▸ **WHAT THE TASK REQUIRES**
How many of the lines below hold the word "closable"? Answer only with the number.
-------- PROVIDED RECORDS --------
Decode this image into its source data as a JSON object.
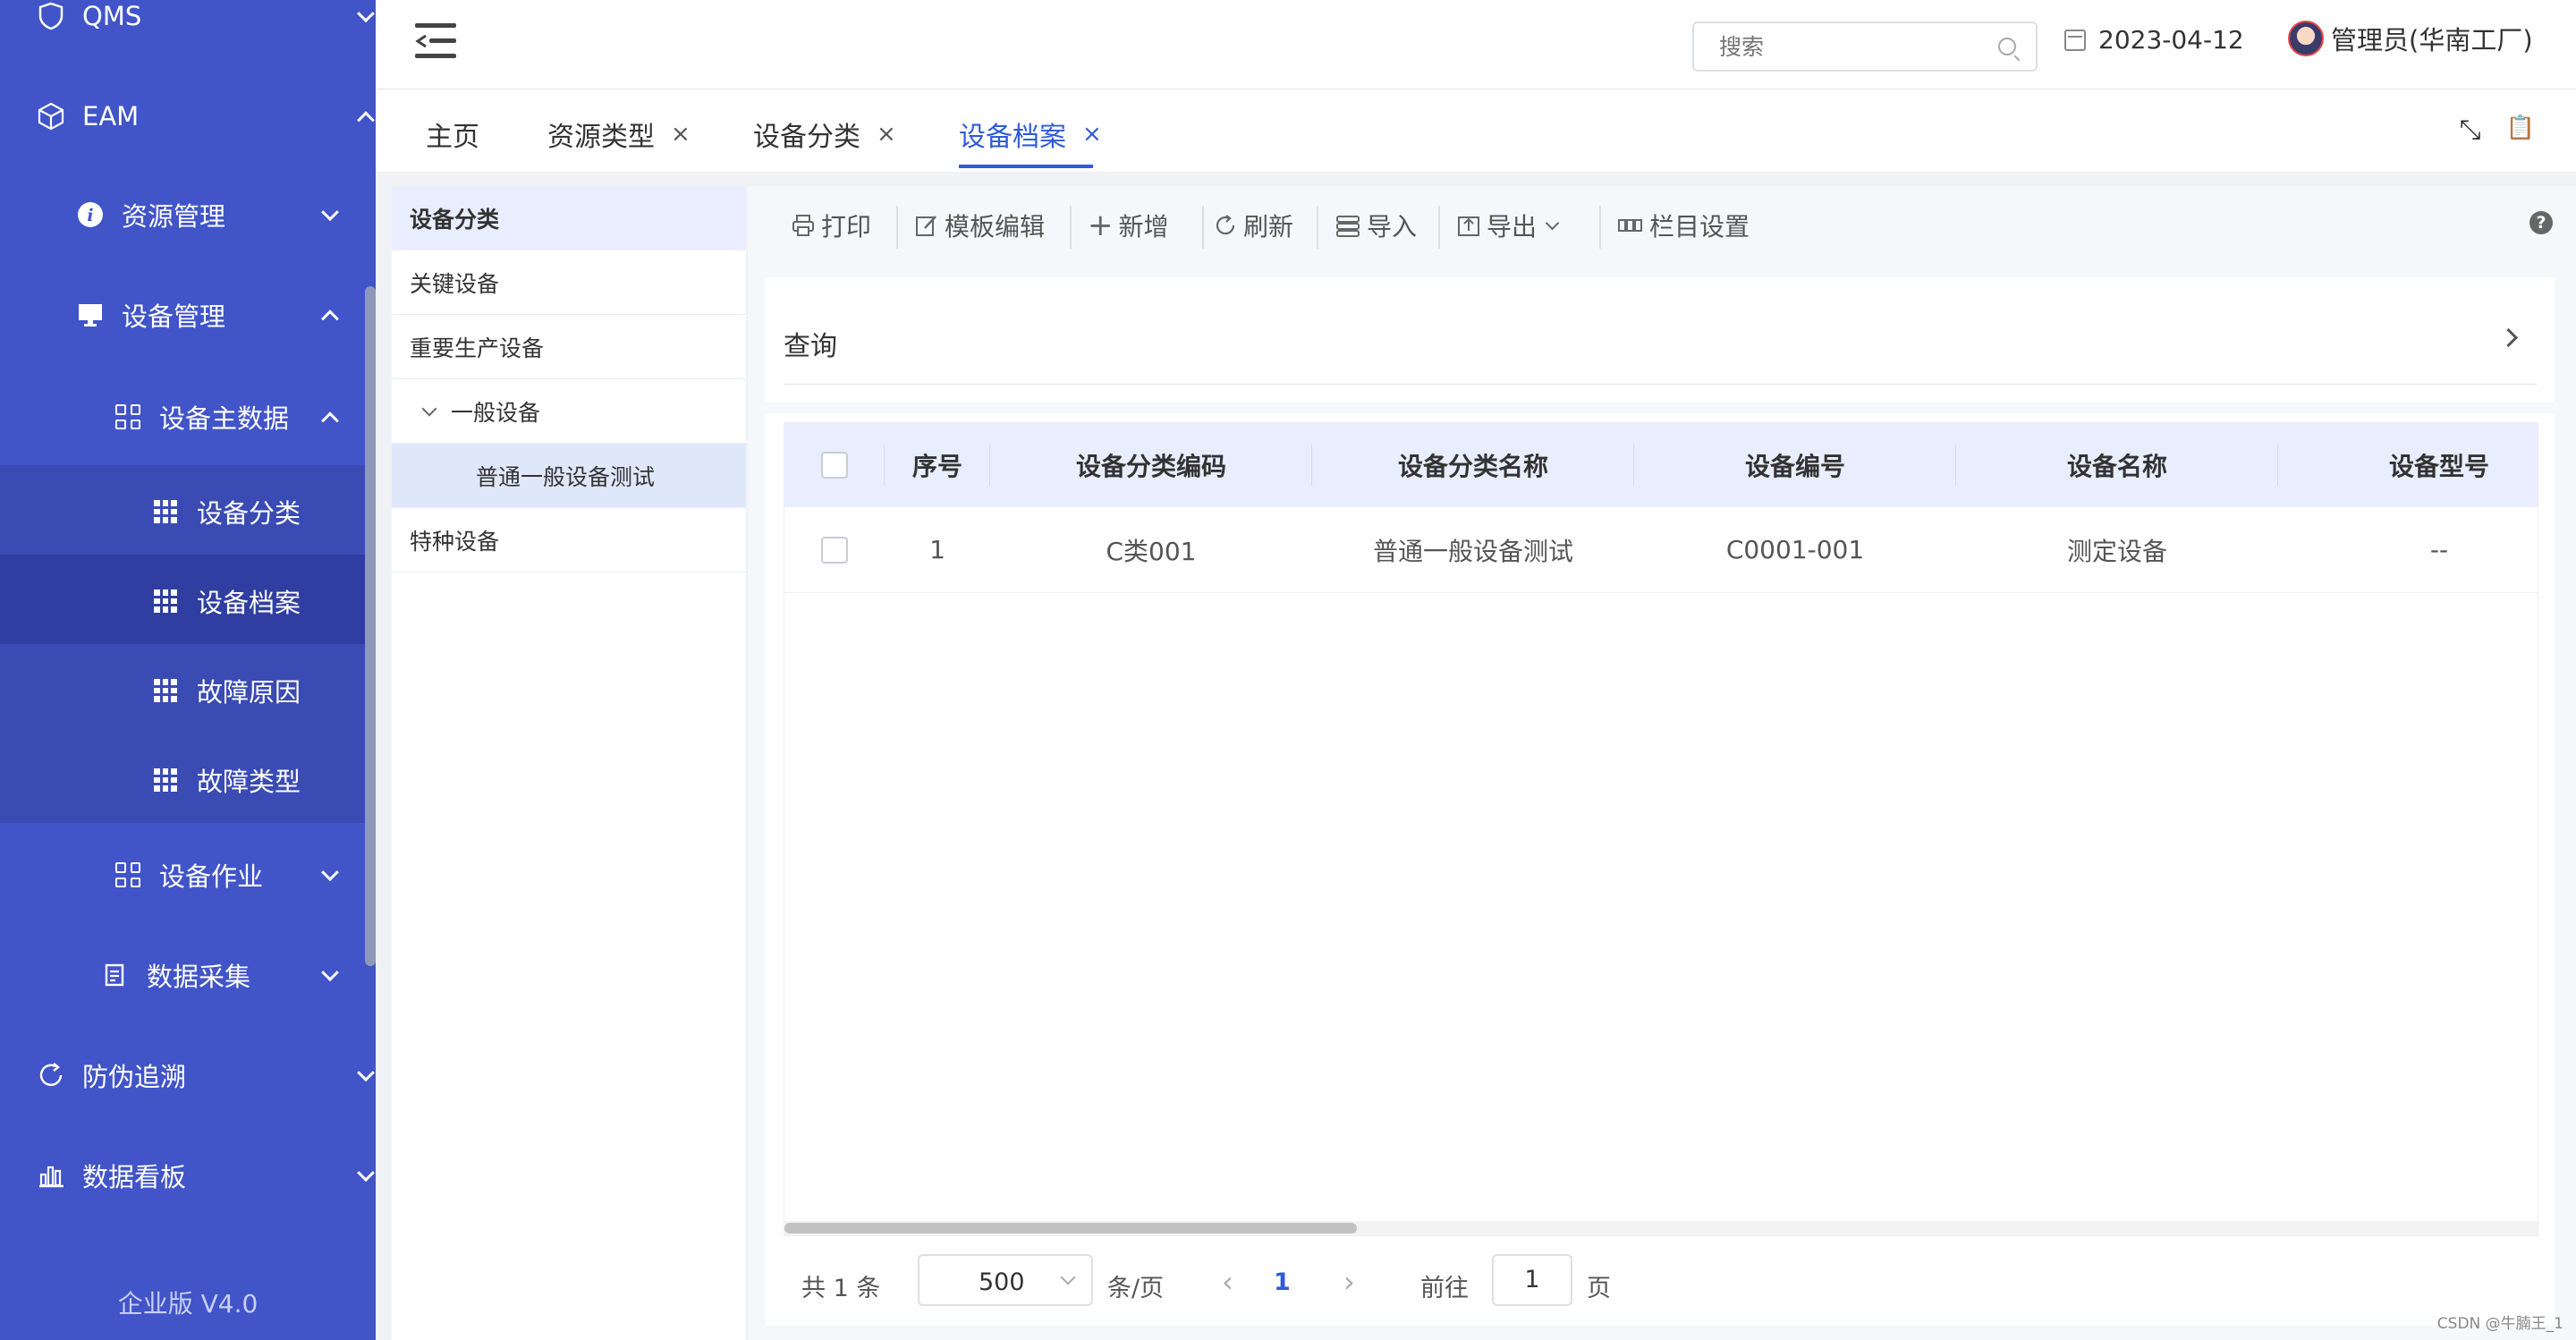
{
  "sidebar": {
    "items": [
      {
        "label": "QMS",
        "icon": "shield-icon"
      },
      {
        "label": "EAM",
        "icon": "cube-icon"
      },
      {
        "label": "资源管理",
        "icon": "info-icon"
      },
      {
        "label": "设备管理",
        "icon": "monitor-icon"
      },
      {
        "label": "设备主数据",
        "icon": "apps-icon"
      },
      {
        "label": "设备分类",
        "icon": "grid-icon"
      },
      {
        "label": "设备档案",
        "icon": "grid-icon"
      },
      {
        "label": "故障原因",
        "icon": "grid-icon"
      },
      {
        "label": "故障类型",
        "icon": "grid-icon"
      },
      {
        "label": "设备作业",
        "icon": "apps-icon"
      },
      {
        "label": "数据采集",
        "icon": "document-icon"
      },
      {
        "label": "防伪追溯",
        "icon": "refresh-icon"
      },
      {
        "label": "数据看板",
        "icon": "bar-chart-icon"
      }
    ],
    "version": "企业版 V4.0"
  },
  "header": {
    "search_placeholder": "搜索",
    "date": "2023-04-12",
    "user": "管理员(华南工厂)"
  },
  "tabs": [
    {
      "label": "主页",
      "closable": false
    },
    {
      "label": "资源类型",
      "closable": true
    },
    {
      "label": "设备分类",
      "closable": true
    },
    {
      "label": "设备档案",
      "closable": true,
      "active": true
    }
  ],
  "tab_close_glyph": "×",
  "tab_tools": {
    "fullscreen": "⤡",
    "clipboard": "📋"
  },
  "categories": {
    "title": "设备分类",
    "items": [
      "关键设备",
      "重要生产设备",
      "一般设备",
      "普通一般设备测试",
      "特种设备"
    ]
  },
  "toolbar": {
    "print": "打印",
    "template_edit": "模板编辑",
    "add": "新增",
    "refresh": "刷新",
    "import": "导入",
    "export": "导出",
    "columns": "栏目设置",
    "help": "?"
  },
  "query": {
    "label": "查询"
  },
  "table": {
    "columns": [
      "序号",
      "设备分类编码",
      "设备分类名称",
      "设备编号",
      "设备名称",
      "设备型号"
    ],
    "rows": [
      [
        "1",
        "C类001",
        "普通一般设备测试",
        "C0001-001",
        "测定设备",
        "--"
      ]
    ]
  },
  "pagination": {
    "total": "共 1 条",
    "page_size": "500",
    "per_page": "条/页",
    "current": "1",
    "goto_label": "前往",
    "goto_value": "1",
    "page_suffix": "页"
  },
  "credit": "CSDN @牛腩王_1",
  "colors": {
    "sidebar_bg": "#4154c8",
    "accent": "#2f5bd8"
  }
}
--------
▸ **WRITTEN ANSWER**
4